Your objective: Output all the entries word for word. Omit the pictures.

Dataset extract:
>>>

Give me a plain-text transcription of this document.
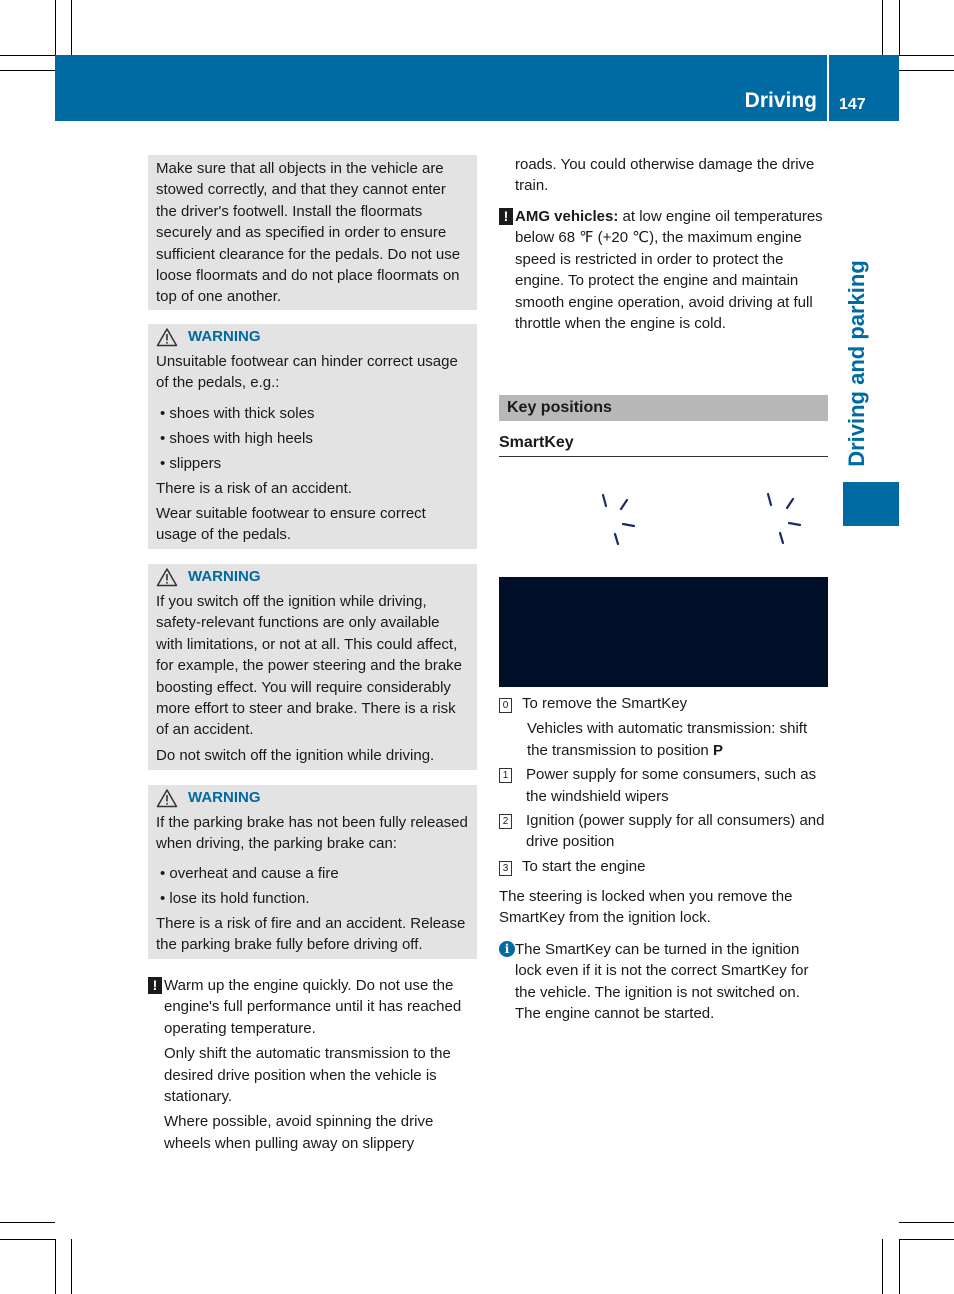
Driving 147
Driving and parking

Make sure that all objects in the vehicle are stowed correctly, and that they cannot enter the driver's footwell. Install the floormats securely and as specified in order to ensure sufficient clearance for the pedals. Do not use loose floormats and do not place floormats on top of one another.

WARNING

Unsuitable footwear can hinder correct usage of the pedals, e.g.:

• shoes with thick soles

• shoes with high heels

• slippers

There is a risk of an accident.

Wear suitable footwear to ensure correct usage of the pedals.

WARNING

If you switch off the ignition while driving, safety-relevant functions are only available with limitations, or not at all. This could affect, for example, the power steering and the brake boosting effect. You will require considerably more effort to steer and brake. There is a risk of an accident.

Do not switch off the ignition while driving.

WARNING

If the parking brake has not been fully released when driving, the parking brake can:

• overheat and cause a fire

• lose its hold function.

There is a risk of fire and an accident. Release the parking brake fully before driving off.

! Warm up the engine quickly. Do not use the engine's full performance until it has reached operating temperature.

Only shift the automatic transmission to the desired drive position when the vehicle is stationary.

Where possible, avoid spinning the drive wheels when pulling away on slippery

roads. You could otherwise damage the drive train.

! AMG vehicles: at low engine oil temperatures below 68 ℉ (+20 ℃), the maximum engine speed is restricted in order to protect the engine. To protect the engine and maintain smooth engine operation, avoid driving at full throttle when the engine is cold.

Key positions
SmartKey
0 To remove the SmartKey
Vehicles with automatic transmission: shift the transmission to position P
1 Power supply for some consumers, such as the windshield wipers
2 Ignition (power supply for all consumers) and drive position
3 To start the engine

The steering is locked when you remove the SmartKey from the ignition lock.

i The SmartKey can be turned in the ignition lock even if it is not the correct SmartKey for the vehicle. The ignition is not switched on. The engine cannot be started.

<<<

Solution for this task:
Give me a plain-text transcription of this document.
Driving 147
Driving and parking

Make sure that all objects in the vehicle are stowed correctly, and that they cannot enter the driver's footwell. Install the floormats securely and as specified in order to ensure sufficient clearance for the pedals. Do not use loose floormats and do not place floormats on top of one another.

WARNING

Unsuitable footwear can hinder correct usage of the pedals, e.g.:

• shoes with thick soles

• shoes with high heels

• slippers

There is a risk of an accident.

Wear suitable footwear to ensure correct usage of the pedals.

WARNING

If you switch off the ignition while driving, safety-relevant functions are only available with limitations, or not at all. This could affect, for example, the power steering and the brake boosting effect. You will require considerably more effort to steer and brake. There is a risk of an accident.

Do not switch off the ignition while driving.

WARNING

If the parking brake has not been fully released when driving, the parking brake can:

• overheat and cause a fire

• lose its hold function.

There is a risk of fire and an accident. Release the parking brake fully before driving off.

! Warm up the engine quickly. Do not use the engine's full performance until it has reached operating temperature.

Only shift the automatic transmission to the desired drive position when the vehicle is stationary.

Where possible, avoid spinning the drive wheels when pulling away on slippery

roads. You could otherwise damage the drive train.

! AMG vehicles: at low engine oil temperatures below 68 ℉ (+20 ℃), the maximum engine speed is restricted in order to protect the engine. To protect the engine and maintain smooth engine operation, avoid driving at full throttle when the engine is cold.

Key positions
SmartKey
0 To remove the SmartKey
Vehicles with automatic transmission: shift the transmission to position P
1 Power supply for some consumers, such as the windshield wipers
2 Ignition (power supply for all consumers) and drive position
3 To start the engine

The steering is locked when you remove the SmartKey from the ignition lock.

i The SmartKey can be turned in the ignition lock even if it is not the correct SmartKey for the vehicle. The ignition is not switched on. The engine cannot be started.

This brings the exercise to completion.